(Entries from a visual dataset)
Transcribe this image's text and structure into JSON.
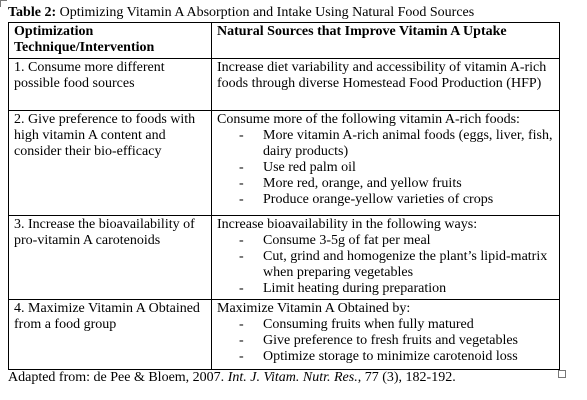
{
  "caption": {
    "label": "Table 2:",
    "text": "Optimizing Vitamin A Absorption and Intake Using Natural Food Sources"
  },
  "table": {
    "headers": [
      "Optimization Technique/Intervention",
      "Natural Sources that Improve Vitamin A Uptake"
    ],
    "rows": [
      {
        "technique": "1. Consume more different possible food sources",
        "intro": "Increase diet variability and accessibility of vitamin A-rich foods through diverse Homestead Food Production (HFP)",
        "bullets": []
      },
      {
        "technique": "2. Give preference to foods with high vitamin A content and consider their bio-efficacy",
        "intro": "Consume more of the following vitamin A-rich foods:",
        "bullets": [
          "More vitamin A-rich animal foods (eggs, liver, fish, dairy products)",
          "Use red palm oil",
          "More red, orange, and yellow fruits",
          "Produce orange-yellow varieties of crops"
        ]
      },
      {
        "technique": "3. Increase the bioavailability of pro-vitamin A carotenoids",
        "intro": "Increase bioavailability in the following ways:",
        "bullets": [
          "Consume 3-5g of fat per meal",
          "Cut, grind and homogenize the plant’s lipid-matrix when preparing vegetables",
          "Limit heating during preparation"
        ]
      },
      {
        "technique": "4. Maximize Vitamin A Obtained from a food group",
        "intro": "Maximize Vitamin A Obtained by:",
        "bullets": [
          "Consuming fruits when fully matured",
          "Give preference to fresh fruits and vegetables",
          "Optimize storage to minimize carotenoid loss"
        ]
      }
    ]
  },
  "footnote": {
    "source": "Adapted from: de Pee & Bloem, 2007.",
    "journal": "Int. J. Vitam. Nutr. Res.",
    "details": ", 77 (3), 182-192."
  }
}
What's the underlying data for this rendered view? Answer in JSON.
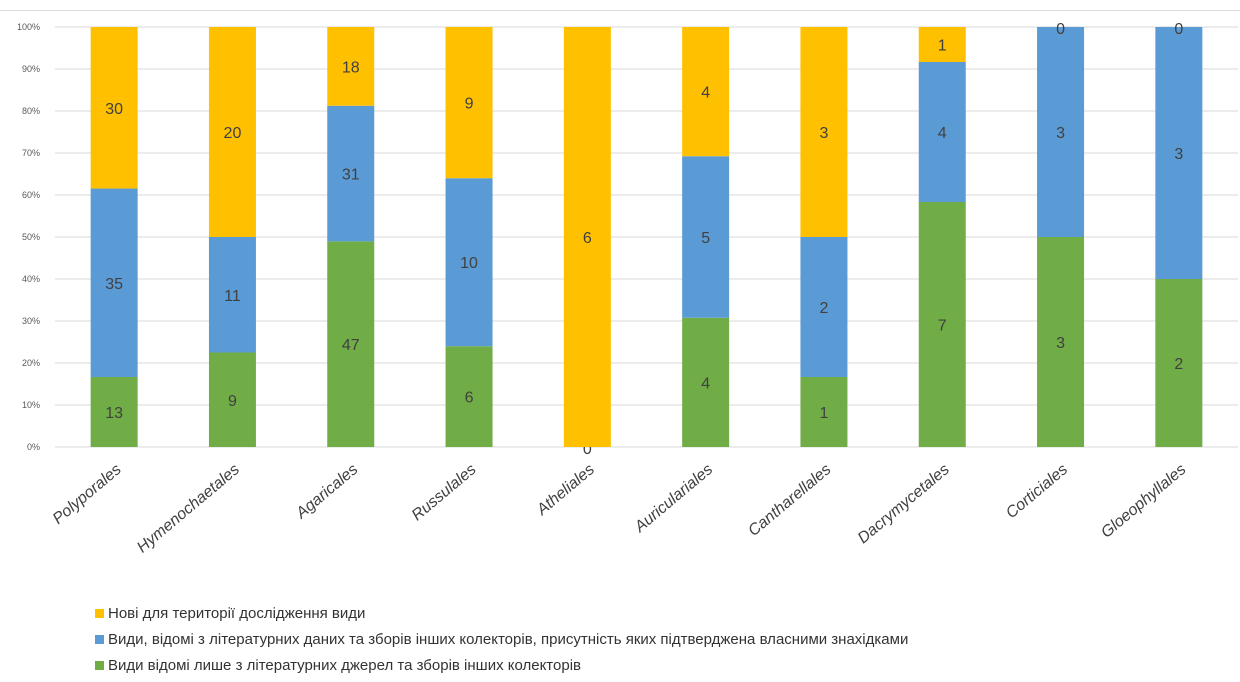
{
  "chart_data": {
    "type": "bar",
    "stacked": true,
    "normalized": true,
    "categories": [
      "Polyporales",
      "Hymenochaetales",
      "Agaricales",
      "Russulales",
      "Atheliales",
      "Auriculariales",
      "Cantharellales",
      "Dacrymycetales",
      "Corticiales",
      "Gloeophyllales"
    ],
    "series": [
      {
        "name": "Види відомі лише з літературних джерел та зборів інших колекторів",
        "color": "#70ad47",
        "values": [
          13,
          9,
          47,
          6,
          0,
          4,
          1,
          7,
          3,
          2
        ],
        "labels": [
          "13",
          "9",
          "47",
          "6",
          "0",
          "4",
          "1",
          "7",
          "3",
          "2"
        ]
      },
      {
        "name": "Види, відомі з літературних даних та зборів інших колекторів, присутність яких підтверджена власними знахідками",
        "color": "#5b9bd5",
        "values": [
          35,
          11,
          31,
          10,
          0,
          5,
          2,
          4,
          3,
          3
        ],
        "labels": [
          "35",
          "11",
          "31",
          "10",
          "",
          "5",
          "2",
          "4",
          "3",
          "3"
        ]
      },
      {
        "name": "Нові для території дослідження види",
        "color": "#ffc000",
        "values": [
          30,
          20,
          18,
          9,
          6,
          4,
          3,
          1,
          0,
          0
        ],
        "labels": [
          "30",
          "20",
          "18",
          "9",
          "6",
          "4",
          "3",
          "1",
          "0",
          "0"
        ]
      }
    ],
    "yticks": [
      "0%",
      "10%",
      "20%",
      "30%",
      "40%",
      "50%",
      "60%",
      "70%",
      "80%",
      "90%",
      "100%"
    ],
    "ylim": [
      0,
      100
    ],
    "grid": true,
    "legend_position": "bottom-left",
    "title": "",
    "xlabel": "",
    "ylabel": ""
  },
  "legend": {
    "items": [
      {
        "label": "Нові для території дослідження види",
        "color": "#ffc000"
      },
      {
        "label": "Види, відомі з літературних даних та зборів інших колекторів, присутність яких підтверджена власними знахідками",
        "color": "#5b9bd5"
      },
      {
        "label": "Види відомі лише з літературних джерел та зборів інших колекторів",
        "color": "#70ad47"
      }
    ]
  }
}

# BRIEF
From the data above, gather every line that includes the word "яких".

# COMPLETE RESPONSE
        "name": "Види, відомі з літературних даних та зборів інших колекторів, присутність яких підтверджена власними знахідками",
        "label": "Види, відомі з літературних даних та зборів інших колекторів, присутність яких підтверджена власними знахідками",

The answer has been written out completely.